SHORT EXERCISE: Return only the count of lines in which the word "value" appears.

>> Begin SUPPLIED RECORDS

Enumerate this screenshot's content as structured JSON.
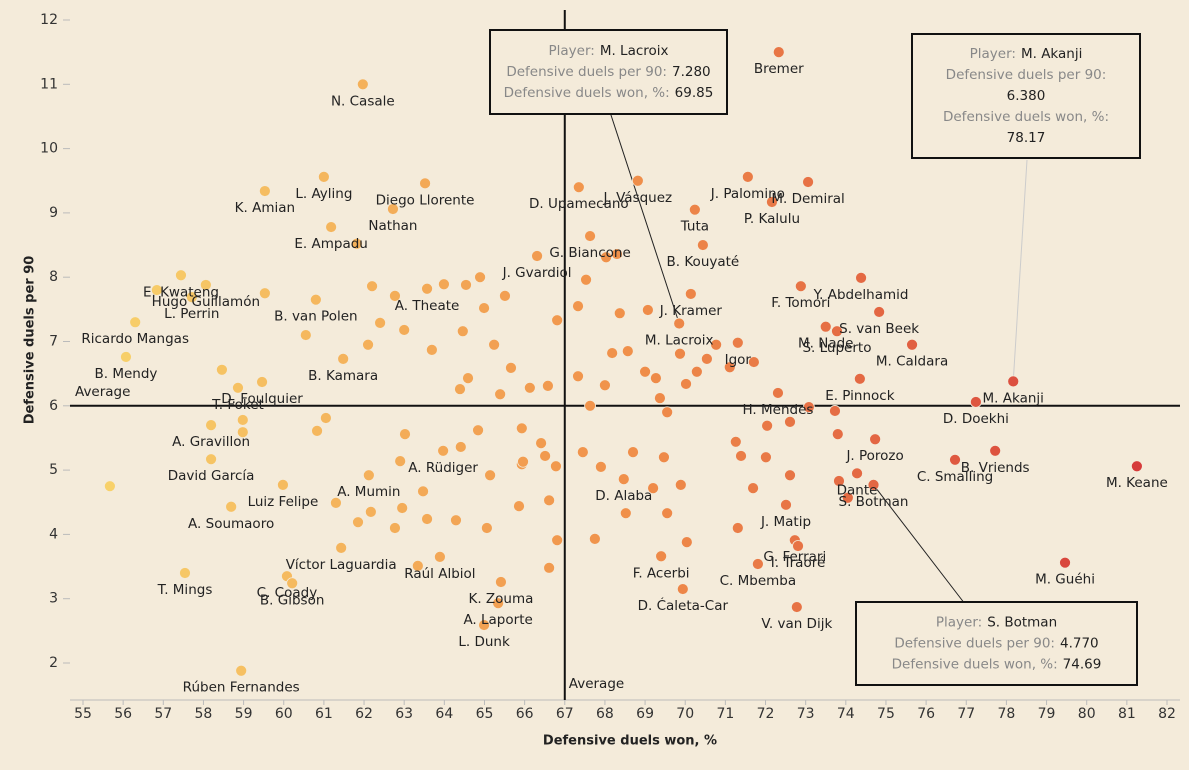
{
  "chart_data": {
    "type": "scatter",
    "x_label": "Defensive duels won, %",
    "y_label": "Defensive duels per 90",
    "xlim": [
      55,
      82
    ],
    "ylim": [
      2,
      12
    ],
    "xticks": [
      55,
      56,
      57,
      58,
      59,
      60,
      61,
      62,
      63,
      64,
      65,
      66,
      67,
      68,
      69,
      70,
      71,
      72,
      73,
      74,
      75,
      76,
      77,
      78,
      79,
      80,
      81,
      82
    ],
    "yticks": [
      2,
      3,
      4,
      5,
      6,
      7,
      8,
      9,
      10,
      11,
      12
    ],
    "color_scale": [
      "#f8d46c",
      "#f0904a",
      "#d4363a"
    ],
    "averages": {
      "x": 67,
      "y": 6,
      "label": "Average"
    },
    "labels": [
      "Bremer",
      "N. Casale",
      "M. Lacroix",
      "M. Akanji",
      "S. Botman",
      "J. Palomino",
      "M. Demiral",
      "D. Upamecano",
      "Diego Llorente",
      "K. Amian",
      "L. Ayling",
      "Nathan",
      "E. Ampadu",
      "J. Vásquez",
      "Tuta",
      "P. Kalulu",
      "G. Biancone",
      "B. Kouyaté",
      "J. Gvardiol",
      "Y. Abdelhamid",
      "E. Kwateng",
      "Hugo Guillamón",
      "L. Perrin",
      "A. Theate",
      "J. Kramer",
      "F. Tomori",
      "S. van Beek",
      "B. van Polen",
      "Igor",
      "M. Nade",
      "M. Caldara",
      "S. Luperto",
      "Ricardo Mangas",
      "B. Mendy",
      "D. Foulquier",
      "B. Kamara",
      "H. Mendes",
      "E. Pinnock",
      "T. Foket",
      "D. Doekhi",
      "A. Gravillon",
      "A. Rüdiger",
      "J. Porozo",
      "B. Vriends",
      "David García",
      "A. Mumin",
      "C. Smalling",
      "M. Keane",
      "Dante",
      "Luiz Felipe",
      "D. Alaba",
      "A. Soumaoro",
      "J. Matip",
      "Víctor Laguardia",
      "Raúl Albiol",
      "G. Ferrari",
      "M. Guéhi",
      "I. Traoré",
      "C. Mbemba",
      "F. Acerbi",
      "K. Zouma",
      "C. Coady",
      "T. Mings",
      "B. Gibson",
      "A. Laporte",
      "D. Ćaleta-Car",
      "V. van Dijk",
      "L. Dunk",
      "Rúben Fernandes",
      null,
      null,
      null,
      null,
      null,
      null,
      null,
      null,
      null,
      null,
      null,
      null,
      null,
      null,
      null,
      null,
      null,
      null,
      null,
      null,
      null,
      null,
      null,
      null,
      null,
      null,
      null,
      null,
      null,
      null,
      null,
      null,
      null,
      null,
      null,
      null,
      null,
      null,
      null,
      null,
      null,
      null,
      null,
      null,
      null,
      null,
      null,
      null,
      null,
      null,
      null,
      null,
      null,
      null,
      null,
      null,
      null,
      null,
      null,
      null,
      null,
      null,
      null,
      null,
      null,
      null,
      null,
      null,
      null,
      null,
      null,
      null,
      null,
      null,
      null,
      null,
      null,
      null,
      null,
      null,
      null,
      null,
      null,
      null,
      null,
      null,
      null,
      null,
      null,
      null,
      null,
      null,
      null,
      null,
      null,
      null
    ],
    "x": [
      72.33,
      61.97,
      69.85,
      78.17,
      74.69,
      71.56,
      73.06,
      67.35,
      63.52,
      59.53,
      61.0,
      62.72,
      61.18,
      68.82,
      70.24,
      72.16,
      67.63,
      70.44,
      66.31,
      74.38,
      57.44,
      58.06,
      57.71,
      63.57,
      70.14,
      72.88,
      74.83,
      60.8,
      71.31,
      73.5,
      75.65,
      73.78,
      56.3,
      56.07,
      59.46,
      61.48,
      72.31,
      74.35,
      58.86,
      77.24,
      58.19,
      63.97,
      74.73,
      77.72,
      58.19,
      62.12,
      76.72,
      81.25,
      74.28,
      59.98,
      68.47,
      58.69,
      72.51,
      61.43,
      63.89,
      72.73,
      79.46,
      72.81,
      71.81,
      69.4,
      65.41,
      60.08,
      57.54,
      60.21,
      65.34,
      69.94,
      72.78,
      64.99,
      58.94,
      55.67,
      56.84,
      58.46,
      58.98,
      58.98,
      59.53,
      60.55,
      60.83,
      61.05,
      61.3,
      61.85,
      61.82,
      62.2,
      62.1,
      62.4,
      62.17,
      62.77,
      63.0,
      63.02,
      62.95,
      63.69,
      63.99,
      64.54,
      64.89,
      64.46,
      64.59,
      64.99,
      64.84,
      65.24,
      65.51,
      65.66,
      65.39,
      65.93,
      65.93,
      66.13,
      66.41,
      66.58,
      66.81,
      66.78,
      66.61,
      65.86,
      66.81,
      66.61,
      67.33,
      67.53,
      67.33,
      67.63,
      68.0,
      67.9,
      68.03,
      68.3,
      68.37,
      68.57,
      68.7,
      68.52,
      69.07,
      69.27,
      69.37,
      69.55,
      69.47,
      69.87,
      70.02,
      70.29,
      70.54,
      70.77,
      71.11,
      71.71,
      71.26,
      71.39,
      71.69,
      71.31,
      72.04,
      72.01,
      72.61,
      73.08,
      73.73,
      73.8,
      73.83,
      74.05,
      72.61,
      70.04,
      69.55,
      69.89,
      69.2,
      67.75,
      67.45,
      65.96,
      65.14,
      65.06,
      64.29,
      63.57,
      63.47,
      63.34,
      64.41,
      62.77,
      62.9,
      64.39,
      66.51,
      68.18,
      69.0
    ],
    "y": [
      11.5,
      11.0,
      7.28,
      6.38,
      4.77,
      9.56,
      9.48,
      9.4,
      9.46,
      9.34,
      9.56,
      9.06,
      8.78,
      9.5,
      9.05,
      9.17,
      8.64,
      8.5,
      8.33,
      7.99,
      8.03,
      7.88,
      7.69,
      7.82,
      7.74,
      7.86,
      7.46,
      7.65,
      6.98,
      7.23,
      6.95,
      7.16,
      7.3,
      6.76,
      6.37,
      6.73,
      6.2,
      6.42,
      6.28,
      6.06,
      5.7,
      5.3,
      5.48,
      5.3,
      5.17,
      4.92,
      5.16,
      5.06,
      4.95,
      4.77,
      4.86,
      4.43,
      4.46,
      3.79,
      3.65,
      3.91,
      3.56,
      3.82,
      3.54,
      3.66,
      3.26,
      3.35,
      3.4,
      3.24,
      2.93,
      3.15,
      2.87,
      2.59,
      1.88,
      4.75,
      7.8,
      6.56,
      5.78,
      5.59,
      7.75,
      7.1,
      5.61,
      5.81,
      4.49,
      4.19,
      8.52,
      7.86,
      6.95,
      7.29,
      4.35,
      7.71,
      7.18,
      5.56,
      4.41,
      6.87,
      7.89,
      7.88,
      8.0,
      7.16,
      6.43,
      7.52,
      5.62,
      6.95,
      7.71,
      6.59,
      6.18,
      5.65,
      5.09,
      6.28,
      5.42,
      6.31,
      7.33,
      5.06,
      4.53,
      4.44,
      3.91,
      3.48,
      7.55,
      7.96,
      6.46,
      6.0,
      6.32,
      5.05,
      8.31,
      8.36,
      7.44,
      6.85,
      5.28,
      4.33,
      7.49,
      6.43,
      6.12,
      5.9,
      5.2,
      6.81,
      6.34,
      6.53,
      6.73,
      6.95,
      6.6,
      6.68,
      5.44,
      5.22,
      4.72,
      4.1,
      5.69,
      5.2,
      5.75,
      5.98,
      5.92,
      5.56,
      4.83,
      4.57,
      4.92,
      3.88,
      4.33,
      4.77,
      4.72,
      3.93,
      5.28,
      5.13,
      4.92,
      4.1,
      4.22,
      4.24,
      4.67,
      3.51,
      5.36,
      4.1,
      5.14,
      6.26,
      5.22,
      6.82,
      6.53
    ],
    "tooltips": [
      {
        "point": 2,
        "player_label": "Player:",
        "player": "M. Lacroix",
        "rows": [
          {
            "label": "Defensive duels per 90:",
            "value": "7.280"
          },
          {
            "label": "Defensive duels won, %:",
            "value": "69.85"
          }
        ]
      },
      {
        "point": 3,
        "player_label": "Player:",
        "player": "M. Akanji",
        "rows": [
          {
            "label": "Defensive duels per 90:",
            "value": "6.380"
          },
          {
            "label": "Defensive duels won, %:",
            "value": "78.17"
          }
        ]
      },
      {
        "point": 4,
        "player_label": "Player:",
        "player": "S. Botman",
        "rows": [
          {
            "label": "Defensive duels per 90:",
            "value": "4.770"
          },
          {
            "label": "Defensive duels won, %:",
            "value": "74.69"
          }
        ]
      }
    ]
  }
}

>> End SUPPLIED RECORDS

IN RESPONSE: 6